+++ The input
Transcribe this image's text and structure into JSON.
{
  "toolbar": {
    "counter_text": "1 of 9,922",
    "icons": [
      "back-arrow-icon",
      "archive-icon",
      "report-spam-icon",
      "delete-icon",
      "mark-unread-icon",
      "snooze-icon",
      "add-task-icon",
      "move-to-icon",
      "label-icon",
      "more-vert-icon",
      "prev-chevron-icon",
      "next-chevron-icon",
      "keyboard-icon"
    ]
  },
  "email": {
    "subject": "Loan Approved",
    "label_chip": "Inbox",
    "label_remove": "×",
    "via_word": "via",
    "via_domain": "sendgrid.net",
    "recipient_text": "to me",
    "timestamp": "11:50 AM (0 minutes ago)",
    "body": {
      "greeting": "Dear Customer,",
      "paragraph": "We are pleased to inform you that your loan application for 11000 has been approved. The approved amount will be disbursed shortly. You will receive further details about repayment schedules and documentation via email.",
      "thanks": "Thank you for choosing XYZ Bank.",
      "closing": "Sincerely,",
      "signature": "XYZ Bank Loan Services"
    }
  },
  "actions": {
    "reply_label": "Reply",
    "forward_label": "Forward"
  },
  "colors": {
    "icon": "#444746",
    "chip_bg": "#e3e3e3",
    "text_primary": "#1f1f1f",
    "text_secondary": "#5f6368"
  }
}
++++++
+++ The input
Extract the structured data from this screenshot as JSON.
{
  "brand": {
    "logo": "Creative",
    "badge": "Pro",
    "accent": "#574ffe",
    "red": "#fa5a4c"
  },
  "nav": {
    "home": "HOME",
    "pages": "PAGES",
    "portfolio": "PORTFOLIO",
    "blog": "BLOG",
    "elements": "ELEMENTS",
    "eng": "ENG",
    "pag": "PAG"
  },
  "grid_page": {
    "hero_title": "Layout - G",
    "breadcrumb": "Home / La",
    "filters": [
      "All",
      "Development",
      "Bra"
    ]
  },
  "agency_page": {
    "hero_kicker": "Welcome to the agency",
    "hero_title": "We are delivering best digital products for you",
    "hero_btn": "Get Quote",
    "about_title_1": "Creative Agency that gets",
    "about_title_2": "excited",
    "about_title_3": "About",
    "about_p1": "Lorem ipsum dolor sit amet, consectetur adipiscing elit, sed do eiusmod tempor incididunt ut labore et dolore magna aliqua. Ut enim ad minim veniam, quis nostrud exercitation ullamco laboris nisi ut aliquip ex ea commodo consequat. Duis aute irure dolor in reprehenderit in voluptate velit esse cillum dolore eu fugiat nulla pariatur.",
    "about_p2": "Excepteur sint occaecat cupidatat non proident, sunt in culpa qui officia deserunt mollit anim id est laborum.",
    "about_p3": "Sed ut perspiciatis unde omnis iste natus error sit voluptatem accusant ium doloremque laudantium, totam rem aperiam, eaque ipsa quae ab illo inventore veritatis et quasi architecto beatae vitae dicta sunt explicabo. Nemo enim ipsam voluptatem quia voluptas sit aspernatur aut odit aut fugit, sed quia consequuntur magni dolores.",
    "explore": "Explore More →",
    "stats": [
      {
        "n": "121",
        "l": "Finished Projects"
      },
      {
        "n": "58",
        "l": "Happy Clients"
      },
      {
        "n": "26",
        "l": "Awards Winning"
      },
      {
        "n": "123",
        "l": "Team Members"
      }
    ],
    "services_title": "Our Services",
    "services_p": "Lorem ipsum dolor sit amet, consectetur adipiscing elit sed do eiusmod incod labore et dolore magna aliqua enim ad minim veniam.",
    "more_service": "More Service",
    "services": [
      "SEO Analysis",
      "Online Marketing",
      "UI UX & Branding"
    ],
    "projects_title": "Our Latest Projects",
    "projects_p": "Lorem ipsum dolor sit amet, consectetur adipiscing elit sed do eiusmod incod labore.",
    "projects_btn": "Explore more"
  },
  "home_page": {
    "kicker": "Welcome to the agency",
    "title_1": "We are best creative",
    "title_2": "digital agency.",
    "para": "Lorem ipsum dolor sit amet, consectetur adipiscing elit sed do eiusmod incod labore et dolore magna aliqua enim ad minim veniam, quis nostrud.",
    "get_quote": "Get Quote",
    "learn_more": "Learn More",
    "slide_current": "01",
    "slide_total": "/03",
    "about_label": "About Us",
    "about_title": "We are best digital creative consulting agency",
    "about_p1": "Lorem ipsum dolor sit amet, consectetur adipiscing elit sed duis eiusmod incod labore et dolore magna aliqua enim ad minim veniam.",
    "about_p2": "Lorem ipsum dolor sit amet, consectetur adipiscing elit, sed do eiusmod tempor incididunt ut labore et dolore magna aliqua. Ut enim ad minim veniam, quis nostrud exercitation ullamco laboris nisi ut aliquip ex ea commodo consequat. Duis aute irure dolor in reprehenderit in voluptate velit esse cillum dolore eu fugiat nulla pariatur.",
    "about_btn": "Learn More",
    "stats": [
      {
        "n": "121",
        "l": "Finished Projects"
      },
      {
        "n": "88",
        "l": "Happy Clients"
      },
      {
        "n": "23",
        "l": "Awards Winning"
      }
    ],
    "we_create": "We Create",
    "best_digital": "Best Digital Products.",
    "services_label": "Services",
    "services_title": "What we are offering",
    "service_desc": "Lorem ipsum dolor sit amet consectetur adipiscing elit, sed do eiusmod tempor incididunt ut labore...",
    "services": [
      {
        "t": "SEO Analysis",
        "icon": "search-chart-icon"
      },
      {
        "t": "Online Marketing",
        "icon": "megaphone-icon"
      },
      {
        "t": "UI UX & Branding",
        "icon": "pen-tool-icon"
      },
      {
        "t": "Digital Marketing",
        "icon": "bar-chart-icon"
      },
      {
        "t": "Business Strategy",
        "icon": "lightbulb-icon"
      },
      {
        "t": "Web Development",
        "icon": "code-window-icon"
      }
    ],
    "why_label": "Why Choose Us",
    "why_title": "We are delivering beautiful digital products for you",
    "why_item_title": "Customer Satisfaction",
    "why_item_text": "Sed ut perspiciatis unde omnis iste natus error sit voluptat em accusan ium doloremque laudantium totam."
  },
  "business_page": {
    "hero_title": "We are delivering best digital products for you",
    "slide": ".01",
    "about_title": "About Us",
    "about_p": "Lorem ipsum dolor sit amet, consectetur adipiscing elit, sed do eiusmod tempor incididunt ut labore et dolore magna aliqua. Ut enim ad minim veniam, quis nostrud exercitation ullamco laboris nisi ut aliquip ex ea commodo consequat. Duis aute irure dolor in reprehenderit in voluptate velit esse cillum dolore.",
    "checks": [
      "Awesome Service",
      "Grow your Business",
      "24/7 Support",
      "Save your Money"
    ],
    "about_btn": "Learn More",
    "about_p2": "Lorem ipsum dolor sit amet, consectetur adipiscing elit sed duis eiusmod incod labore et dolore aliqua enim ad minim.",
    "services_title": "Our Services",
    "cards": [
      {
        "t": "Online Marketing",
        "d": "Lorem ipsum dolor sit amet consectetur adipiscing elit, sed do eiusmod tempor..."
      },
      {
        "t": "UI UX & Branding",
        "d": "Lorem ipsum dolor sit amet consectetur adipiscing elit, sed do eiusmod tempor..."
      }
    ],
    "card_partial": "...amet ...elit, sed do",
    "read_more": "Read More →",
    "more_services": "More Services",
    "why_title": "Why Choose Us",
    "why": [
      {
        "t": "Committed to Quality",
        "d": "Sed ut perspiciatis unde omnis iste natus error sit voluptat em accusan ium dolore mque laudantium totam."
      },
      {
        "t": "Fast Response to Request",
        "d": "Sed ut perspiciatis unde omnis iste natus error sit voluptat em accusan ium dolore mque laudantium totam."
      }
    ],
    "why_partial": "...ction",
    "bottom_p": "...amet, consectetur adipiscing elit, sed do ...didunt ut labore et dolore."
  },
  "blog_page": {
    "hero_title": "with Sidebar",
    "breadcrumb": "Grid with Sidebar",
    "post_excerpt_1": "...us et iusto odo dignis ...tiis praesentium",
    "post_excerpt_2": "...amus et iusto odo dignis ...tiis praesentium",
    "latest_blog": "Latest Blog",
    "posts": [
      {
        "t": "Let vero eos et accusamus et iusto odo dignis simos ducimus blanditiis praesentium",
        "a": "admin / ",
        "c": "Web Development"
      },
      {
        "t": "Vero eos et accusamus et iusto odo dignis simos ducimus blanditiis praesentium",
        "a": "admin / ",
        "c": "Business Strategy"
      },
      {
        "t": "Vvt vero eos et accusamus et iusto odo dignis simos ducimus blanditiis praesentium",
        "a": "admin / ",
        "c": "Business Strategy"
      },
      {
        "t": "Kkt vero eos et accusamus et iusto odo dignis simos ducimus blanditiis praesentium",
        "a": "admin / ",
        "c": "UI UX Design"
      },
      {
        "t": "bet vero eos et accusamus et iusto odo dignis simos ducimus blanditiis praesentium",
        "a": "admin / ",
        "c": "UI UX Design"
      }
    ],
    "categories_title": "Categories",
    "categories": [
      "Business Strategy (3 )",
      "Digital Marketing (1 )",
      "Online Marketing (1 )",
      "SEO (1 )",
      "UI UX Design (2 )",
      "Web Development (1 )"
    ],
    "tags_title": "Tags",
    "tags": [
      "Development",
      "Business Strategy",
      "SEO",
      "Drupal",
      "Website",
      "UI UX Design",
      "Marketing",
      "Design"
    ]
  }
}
++++++
## Task requirements
Above are several records. Count the lines among them that contain "JSON" and give only the total.

## Result for this task
2